■ Exercise brief
Give the number of lines in this listing that contain the word "ylabel", and nothing else.

[Data tied to figure images]

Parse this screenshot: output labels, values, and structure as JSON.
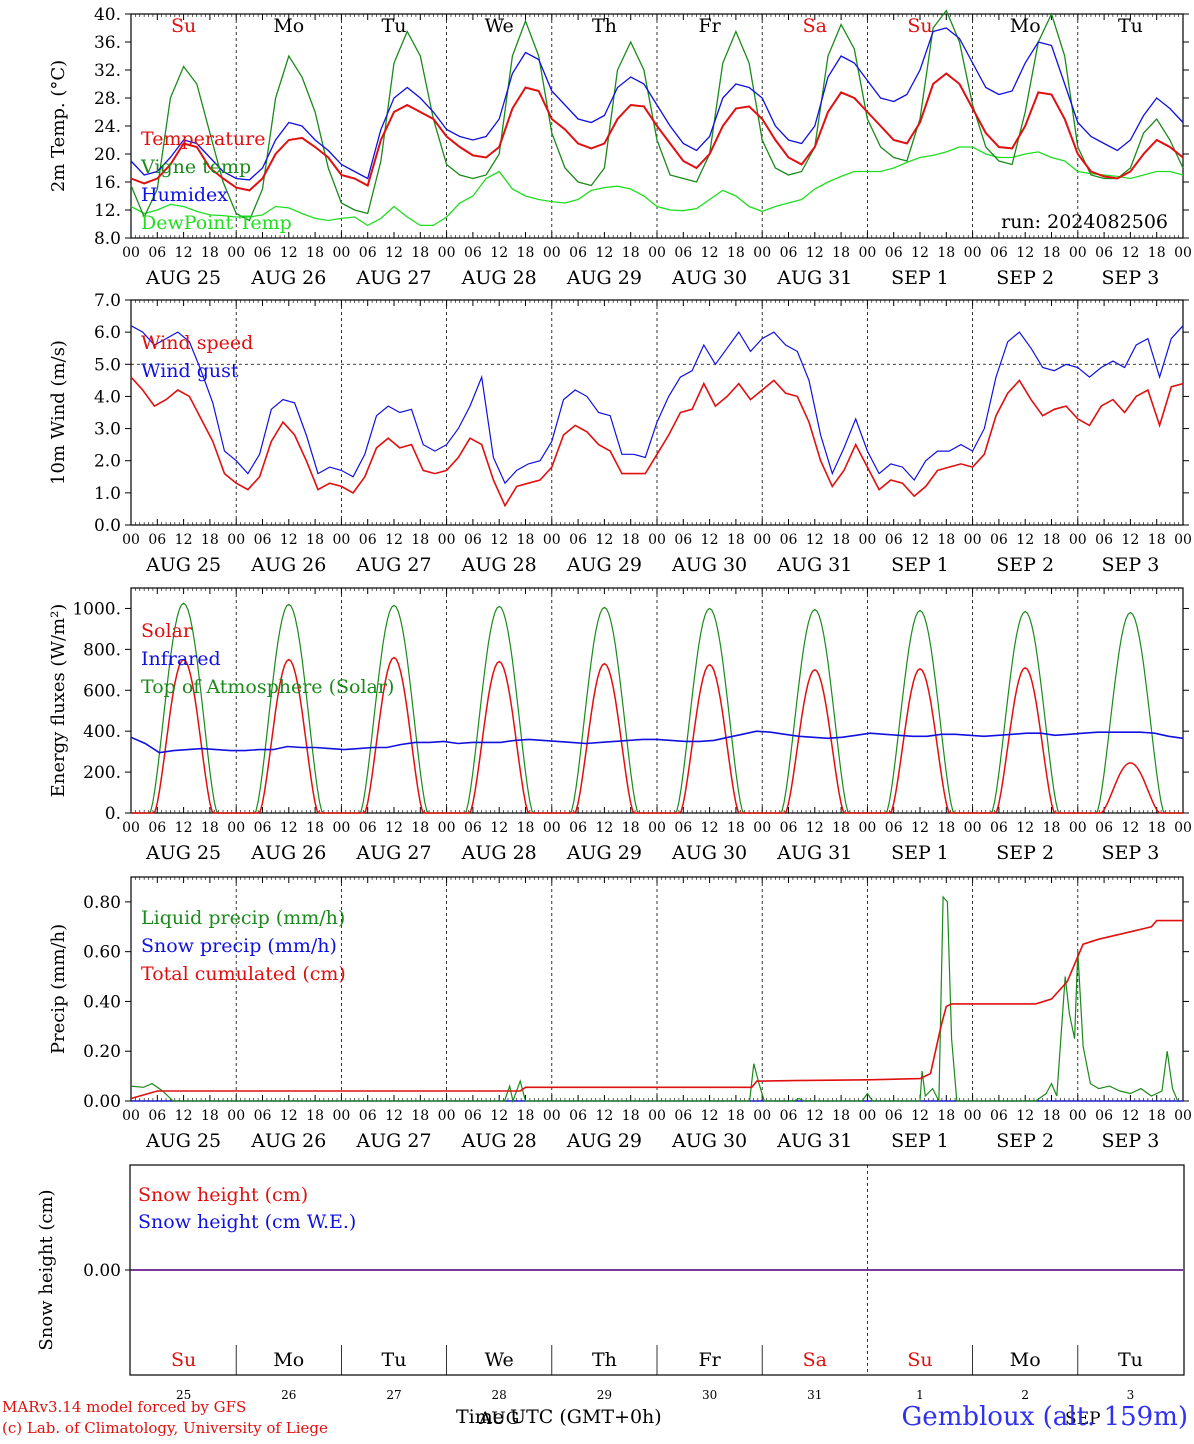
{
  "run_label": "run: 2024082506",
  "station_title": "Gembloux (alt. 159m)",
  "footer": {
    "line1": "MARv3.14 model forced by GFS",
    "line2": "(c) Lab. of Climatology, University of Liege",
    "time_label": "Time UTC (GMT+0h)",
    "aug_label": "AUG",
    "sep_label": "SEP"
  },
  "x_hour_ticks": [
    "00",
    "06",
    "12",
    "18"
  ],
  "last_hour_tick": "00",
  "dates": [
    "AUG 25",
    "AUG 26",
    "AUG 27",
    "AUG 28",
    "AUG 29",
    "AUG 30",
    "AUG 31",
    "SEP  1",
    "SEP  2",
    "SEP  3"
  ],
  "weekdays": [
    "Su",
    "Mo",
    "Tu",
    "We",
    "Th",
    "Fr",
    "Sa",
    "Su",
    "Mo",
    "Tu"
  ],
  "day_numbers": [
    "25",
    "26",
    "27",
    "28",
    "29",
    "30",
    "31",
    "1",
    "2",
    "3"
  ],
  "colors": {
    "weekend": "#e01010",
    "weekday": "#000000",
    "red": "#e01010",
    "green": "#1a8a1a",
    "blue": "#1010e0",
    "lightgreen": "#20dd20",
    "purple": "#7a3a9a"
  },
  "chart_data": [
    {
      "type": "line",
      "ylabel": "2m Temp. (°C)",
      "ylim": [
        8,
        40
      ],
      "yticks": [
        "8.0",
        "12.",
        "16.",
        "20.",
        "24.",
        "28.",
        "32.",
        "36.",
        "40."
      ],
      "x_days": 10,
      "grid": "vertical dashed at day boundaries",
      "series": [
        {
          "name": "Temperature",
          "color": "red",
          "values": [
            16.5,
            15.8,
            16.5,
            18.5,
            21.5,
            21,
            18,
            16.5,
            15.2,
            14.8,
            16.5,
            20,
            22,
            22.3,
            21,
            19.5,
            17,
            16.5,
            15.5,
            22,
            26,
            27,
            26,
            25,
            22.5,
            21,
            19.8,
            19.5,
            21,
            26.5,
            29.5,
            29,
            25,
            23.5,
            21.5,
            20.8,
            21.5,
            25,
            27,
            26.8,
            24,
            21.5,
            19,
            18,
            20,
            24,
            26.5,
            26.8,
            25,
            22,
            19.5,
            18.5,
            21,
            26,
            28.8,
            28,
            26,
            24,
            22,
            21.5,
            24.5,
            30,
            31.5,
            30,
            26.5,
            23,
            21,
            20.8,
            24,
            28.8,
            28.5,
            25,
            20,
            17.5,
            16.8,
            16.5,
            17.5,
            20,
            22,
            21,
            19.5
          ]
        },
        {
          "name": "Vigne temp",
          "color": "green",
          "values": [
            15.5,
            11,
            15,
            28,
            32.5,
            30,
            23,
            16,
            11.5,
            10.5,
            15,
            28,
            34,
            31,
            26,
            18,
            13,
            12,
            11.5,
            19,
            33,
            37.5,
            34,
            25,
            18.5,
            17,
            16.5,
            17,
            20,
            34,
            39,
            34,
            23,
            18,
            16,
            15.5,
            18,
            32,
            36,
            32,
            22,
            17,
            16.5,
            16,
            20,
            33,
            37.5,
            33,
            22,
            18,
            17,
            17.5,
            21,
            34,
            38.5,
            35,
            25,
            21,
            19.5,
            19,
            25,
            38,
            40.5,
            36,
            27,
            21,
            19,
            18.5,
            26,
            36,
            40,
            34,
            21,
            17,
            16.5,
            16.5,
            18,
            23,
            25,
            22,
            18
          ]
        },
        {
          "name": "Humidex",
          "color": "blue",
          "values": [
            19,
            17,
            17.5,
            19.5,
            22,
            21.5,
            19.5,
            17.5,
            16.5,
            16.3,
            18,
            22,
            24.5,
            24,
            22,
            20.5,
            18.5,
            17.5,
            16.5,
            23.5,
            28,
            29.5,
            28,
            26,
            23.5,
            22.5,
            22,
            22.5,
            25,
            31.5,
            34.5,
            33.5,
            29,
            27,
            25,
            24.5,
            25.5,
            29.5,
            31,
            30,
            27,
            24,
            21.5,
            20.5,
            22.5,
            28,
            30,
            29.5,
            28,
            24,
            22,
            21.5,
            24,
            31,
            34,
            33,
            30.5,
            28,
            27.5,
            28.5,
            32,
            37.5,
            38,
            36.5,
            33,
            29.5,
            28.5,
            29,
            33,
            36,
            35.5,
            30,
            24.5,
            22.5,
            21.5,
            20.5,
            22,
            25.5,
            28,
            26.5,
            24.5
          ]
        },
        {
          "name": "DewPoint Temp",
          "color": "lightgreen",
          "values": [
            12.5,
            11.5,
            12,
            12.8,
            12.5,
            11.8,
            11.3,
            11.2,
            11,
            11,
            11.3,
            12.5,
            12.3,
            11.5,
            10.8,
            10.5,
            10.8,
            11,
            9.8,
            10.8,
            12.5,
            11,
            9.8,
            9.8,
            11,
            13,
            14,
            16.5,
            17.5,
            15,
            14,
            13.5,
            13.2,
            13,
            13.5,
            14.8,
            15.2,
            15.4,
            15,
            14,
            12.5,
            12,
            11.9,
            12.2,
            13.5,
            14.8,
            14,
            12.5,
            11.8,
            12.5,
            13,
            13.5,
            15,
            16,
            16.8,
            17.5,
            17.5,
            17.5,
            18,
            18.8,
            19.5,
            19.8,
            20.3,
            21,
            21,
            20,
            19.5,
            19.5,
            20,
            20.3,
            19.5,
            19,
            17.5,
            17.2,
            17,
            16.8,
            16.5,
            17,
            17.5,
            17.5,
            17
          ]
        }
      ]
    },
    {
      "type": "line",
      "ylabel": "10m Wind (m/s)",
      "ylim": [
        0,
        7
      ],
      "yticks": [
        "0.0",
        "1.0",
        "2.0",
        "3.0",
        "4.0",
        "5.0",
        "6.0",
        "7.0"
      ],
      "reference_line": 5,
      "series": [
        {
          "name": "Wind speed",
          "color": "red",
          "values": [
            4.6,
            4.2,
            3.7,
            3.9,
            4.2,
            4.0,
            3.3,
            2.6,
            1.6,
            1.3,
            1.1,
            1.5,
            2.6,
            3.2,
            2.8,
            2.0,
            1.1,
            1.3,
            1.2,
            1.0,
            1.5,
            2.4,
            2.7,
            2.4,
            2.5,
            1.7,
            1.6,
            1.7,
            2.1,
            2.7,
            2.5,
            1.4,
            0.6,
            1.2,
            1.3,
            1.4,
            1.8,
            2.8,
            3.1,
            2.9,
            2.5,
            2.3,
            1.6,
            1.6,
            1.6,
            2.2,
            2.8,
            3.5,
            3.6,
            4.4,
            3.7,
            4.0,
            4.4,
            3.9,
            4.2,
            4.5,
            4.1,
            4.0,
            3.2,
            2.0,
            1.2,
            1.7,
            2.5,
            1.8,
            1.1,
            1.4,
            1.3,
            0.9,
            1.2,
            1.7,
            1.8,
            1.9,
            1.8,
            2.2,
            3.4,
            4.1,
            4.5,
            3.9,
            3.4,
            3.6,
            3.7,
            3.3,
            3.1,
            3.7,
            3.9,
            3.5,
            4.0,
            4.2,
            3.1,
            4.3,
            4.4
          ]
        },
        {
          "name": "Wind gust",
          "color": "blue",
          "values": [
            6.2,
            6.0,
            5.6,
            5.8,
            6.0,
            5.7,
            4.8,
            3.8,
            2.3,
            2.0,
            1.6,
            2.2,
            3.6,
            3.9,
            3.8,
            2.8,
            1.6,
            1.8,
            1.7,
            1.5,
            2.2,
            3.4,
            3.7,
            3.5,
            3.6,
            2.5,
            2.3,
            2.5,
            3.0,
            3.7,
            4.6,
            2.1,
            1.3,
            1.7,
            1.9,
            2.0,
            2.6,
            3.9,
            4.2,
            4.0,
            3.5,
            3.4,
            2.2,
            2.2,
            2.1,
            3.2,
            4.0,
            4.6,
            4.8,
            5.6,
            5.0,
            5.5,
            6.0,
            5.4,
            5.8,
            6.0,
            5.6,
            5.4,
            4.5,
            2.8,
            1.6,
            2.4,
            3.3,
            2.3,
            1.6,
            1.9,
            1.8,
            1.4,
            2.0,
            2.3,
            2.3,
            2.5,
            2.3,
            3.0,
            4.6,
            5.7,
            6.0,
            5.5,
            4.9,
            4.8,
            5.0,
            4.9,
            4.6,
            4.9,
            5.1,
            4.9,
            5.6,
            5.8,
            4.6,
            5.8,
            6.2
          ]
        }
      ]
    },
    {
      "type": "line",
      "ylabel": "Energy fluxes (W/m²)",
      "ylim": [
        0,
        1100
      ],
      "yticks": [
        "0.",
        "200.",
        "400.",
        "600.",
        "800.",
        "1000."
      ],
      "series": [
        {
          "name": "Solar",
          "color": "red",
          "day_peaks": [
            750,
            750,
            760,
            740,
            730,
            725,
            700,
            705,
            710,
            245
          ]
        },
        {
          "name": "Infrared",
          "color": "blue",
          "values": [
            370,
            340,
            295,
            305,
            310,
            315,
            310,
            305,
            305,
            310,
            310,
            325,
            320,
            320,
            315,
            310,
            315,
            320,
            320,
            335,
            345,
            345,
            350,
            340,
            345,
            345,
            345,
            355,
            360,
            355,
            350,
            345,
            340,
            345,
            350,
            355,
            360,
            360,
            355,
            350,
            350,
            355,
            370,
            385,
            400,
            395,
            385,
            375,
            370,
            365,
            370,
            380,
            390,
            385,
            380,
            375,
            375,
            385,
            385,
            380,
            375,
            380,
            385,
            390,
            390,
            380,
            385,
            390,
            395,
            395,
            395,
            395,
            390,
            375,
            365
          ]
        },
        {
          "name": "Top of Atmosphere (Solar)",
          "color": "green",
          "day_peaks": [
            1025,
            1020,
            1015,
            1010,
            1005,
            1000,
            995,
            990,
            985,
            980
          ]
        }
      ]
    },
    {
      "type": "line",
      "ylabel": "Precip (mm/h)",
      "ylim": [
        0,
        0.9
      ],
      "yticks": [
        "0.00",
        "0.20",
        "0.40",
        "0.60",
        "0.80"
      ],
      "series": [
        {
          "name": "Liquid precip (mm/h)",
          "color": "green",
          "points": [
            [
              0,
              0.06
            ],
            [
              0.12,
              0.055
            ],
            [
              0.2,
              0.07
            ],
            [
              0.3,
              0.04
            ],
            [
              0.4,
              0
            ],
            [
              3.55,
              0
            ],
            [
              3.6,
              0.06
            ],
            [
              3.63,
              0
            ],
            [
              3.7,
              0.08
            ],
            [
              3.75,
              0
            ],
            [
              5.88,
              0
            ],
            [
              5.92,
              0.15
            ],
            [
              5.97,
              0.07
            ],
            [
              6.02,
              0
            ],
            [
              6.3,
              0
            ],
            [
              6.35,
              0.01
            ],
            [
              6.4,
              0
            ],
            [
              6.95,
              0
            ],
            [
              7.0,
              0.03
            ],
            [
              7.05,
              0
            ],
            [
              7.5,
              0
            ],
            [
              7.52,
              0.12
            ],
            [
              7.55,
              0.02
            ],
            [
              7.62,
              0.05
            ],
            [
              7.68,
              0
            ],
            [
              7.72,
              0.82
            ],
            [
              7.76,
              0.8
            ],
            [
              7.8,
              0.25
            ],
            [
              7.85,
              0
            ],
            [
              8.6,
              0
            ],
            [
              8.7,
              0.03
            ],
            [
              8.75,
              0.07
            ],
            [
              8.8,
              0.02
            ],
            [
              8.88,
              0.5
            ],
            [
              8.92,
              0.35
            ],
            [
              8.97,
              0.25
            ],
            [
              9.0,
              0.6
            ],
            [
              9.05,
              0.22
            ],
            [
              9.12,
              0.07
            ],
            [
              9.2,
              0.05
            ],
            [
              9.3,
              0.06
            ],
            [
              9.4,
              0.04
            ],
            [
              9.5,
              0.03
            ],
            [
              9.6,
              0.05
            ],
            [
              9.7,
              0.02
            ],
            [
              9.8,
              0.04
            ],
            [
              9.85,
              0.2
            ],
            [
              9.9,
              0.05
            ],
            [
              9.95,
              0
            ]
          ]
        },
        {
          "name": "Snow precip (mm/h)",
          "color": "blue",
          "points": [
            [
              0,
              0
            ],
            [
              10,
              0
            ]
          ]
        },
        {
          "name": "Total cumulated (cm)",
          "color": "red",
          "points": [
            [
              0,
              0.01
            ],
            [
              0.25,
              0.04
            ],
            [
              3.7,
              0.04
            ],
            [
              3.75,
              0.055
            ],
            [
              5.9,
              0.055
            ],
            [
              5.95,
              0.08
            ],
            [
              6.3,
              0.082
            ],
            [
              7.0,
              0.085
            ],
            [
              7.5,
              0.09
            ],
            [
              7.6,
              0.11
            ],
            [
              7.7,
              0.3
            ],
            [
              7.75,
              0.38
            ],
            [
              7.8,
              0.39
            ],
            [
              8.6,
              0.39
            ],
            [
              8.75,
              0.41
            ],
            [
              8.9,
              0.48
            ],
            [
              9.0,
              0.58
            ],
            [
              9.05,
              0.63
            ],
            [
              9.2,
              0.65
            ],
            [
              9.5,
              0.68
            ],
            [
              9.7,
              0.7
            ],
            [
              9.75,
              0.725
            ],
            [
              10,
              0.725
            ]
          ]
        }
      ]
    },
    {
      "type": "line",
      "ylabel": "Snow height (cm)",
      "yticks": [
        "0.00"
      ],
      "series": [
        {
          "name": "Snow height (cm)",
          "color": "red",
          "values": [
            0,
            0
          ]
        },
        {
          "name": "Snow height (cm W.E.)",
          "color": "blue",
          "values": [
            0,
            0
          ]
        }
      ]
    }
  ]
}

■ The solution
5